── Supplied records

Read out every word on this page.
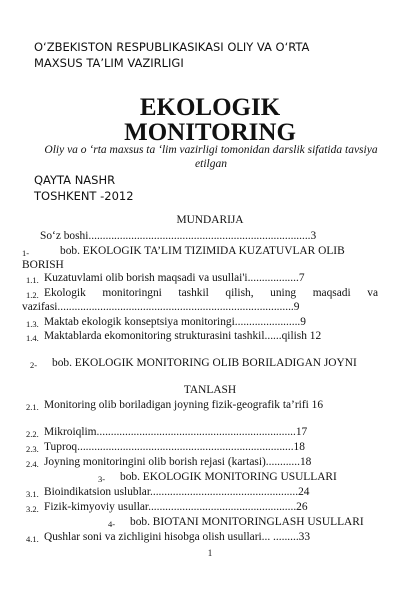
O‘ZBEKISTON RESPUBLIKASIKASI OLIY VA O‘RTA
MAXSUS TA’LIM VAZIRLIGI
EKOLOGIK
MONITORING
Oliy va o ‘rta maxsus ta ‘lim vazirligi tomonidan darslik sifatida tavsiya etilgan
QAYTA NASHR
TOSHKENT -2012
MUNDARIJA
So‘z boshi..............................................................................3
1-	bob. EKOLOGIK TA’LIM TIZIMIDA KUZATUVLAR OLIB BORISH
1.1. Kuzatuvlami olib borish maqsadi va usullai'i..................7
1.2. Ekologik monitoringni tashkil qilish, uning maqsadi va vazifasi...................................................................................9
1.3. Maktab ekologik konseptsiya monitoringi.......................9
1.4. Maktablarda ekomonitoring strukturasini tashkil......qilish 12
2-	bob. EKOLOGIK MONITORING OLIB BORILADIGAN JOYNI
TANLASH
2.1. Monitoring olib boriladigan joyning fizik-geografik ta’rifi 16
2.2. Mikroiqlim......................................................................17
2.3. Tuproq............................................................................18
2.4. Joyning monitoringini olib borish rejasi (kartasi)............18
3- bob. EKOLOGIK MONITORING USULLARI
3.1. Bioindikatsion uslublar....................................................24
3.2. Fizik-kimyoviy usullar....................................................26
4- bob. BIOTANI MONITORINGLASH USULLARI
4.1. Qushlar soni va zichligini hisobga olish usullari... .........33
1
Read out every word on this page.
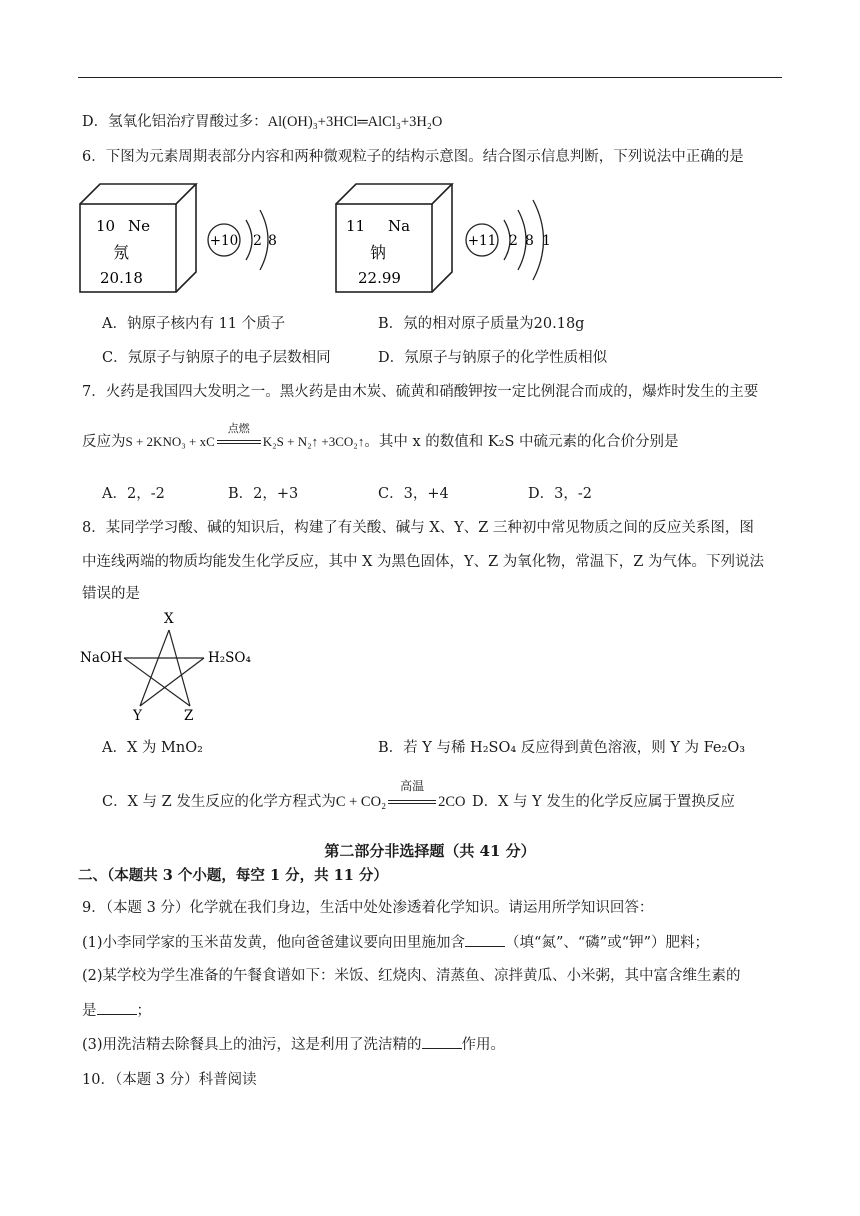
D．氢氧化铝治疗胃酸过多：Al(OH)₃+3HCl═AlCl₃+3H₂O
6．下图为元素周期表部分内容和两种微观粒子的结构示意图。结合图示信息判断，下列说法中正确的是
10 Ne
氖
20.18
+10 2 8
11 Na
钠
22.99
+11 2 8 1
A．钠原子核内有 11 个质子	B．氖的相对原子质量为20.18g
C．氖原子与钠原子的电子层数相同	D．氖原子与钠原子的化学性质相似
7．火药是我国四大发明之一。黑火药是由木炭、硫黄和硝酸钾按一定比例混合而成的，爆炸时发生的主要
反应为S + 2KNO₃ + xC
点燃
K₂S + N₂↑ +3CO₂↑。其中 x 的数值和 K₂S 中硫元素的化合价分别是
A．2，-2	B．2，+3	C．3，+4	D．3，-2
8．某同学学习酸、碱的知识后，构建了有关酸、碱与 X、Y、Z 三种初中常见物质之间的反应关系图，图
中连线两端的物质均能发生化学反应，其中 X 为黑色固体，Y、Z 为氧化物，常温下，Z 为气体。下列说法
错误的是
X
NaOH	H₂SO₄
Y	Z
A．X 为 MnO₂	B．若 Y 与稀 H₂SO₄ 反应得到黄色溶液，则 Y 为 Fe₂O₃
C．X 与 Z 发生反应的化学方程式为C + CO₂
高温
2CO D．X 与 Y 发生的化学反应属于置换反应
第二部分非选择题（共 41 分）
二、（本题共 3 个小题，每空 1 分，共 11 分）
9．（本题 3 分）化学就在我们身边，生活中处处渗透着化学知识。请运用所学知识回答：
(1)小李同学家的玉米苗发黄，他向爸爸建议要向田里施加含	（填“氮”、“磷”或“钾”）肥料；
(2)某学校为学生准备的午餐食谱如下：米饭、红烧肉、清蒸鱼、凉拌黄瓜、小米粥，其中富含维生素的
是	；
(3)用洗洁精去除餐具上的油污，这是利用了洗洁精的	作用。
10．（本题 3 分）科普阅读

────

*Exercise goal*: Using the listing, copy every line where the word "H₂SO₄" shows up.

*Written reply*:
NaOH	H₂SO₄
A．X 为 MnO₂	B．若 Y 与稀 H₂SO₄ 反应得到黄色溶液，则 Y 为 Fe₂O₃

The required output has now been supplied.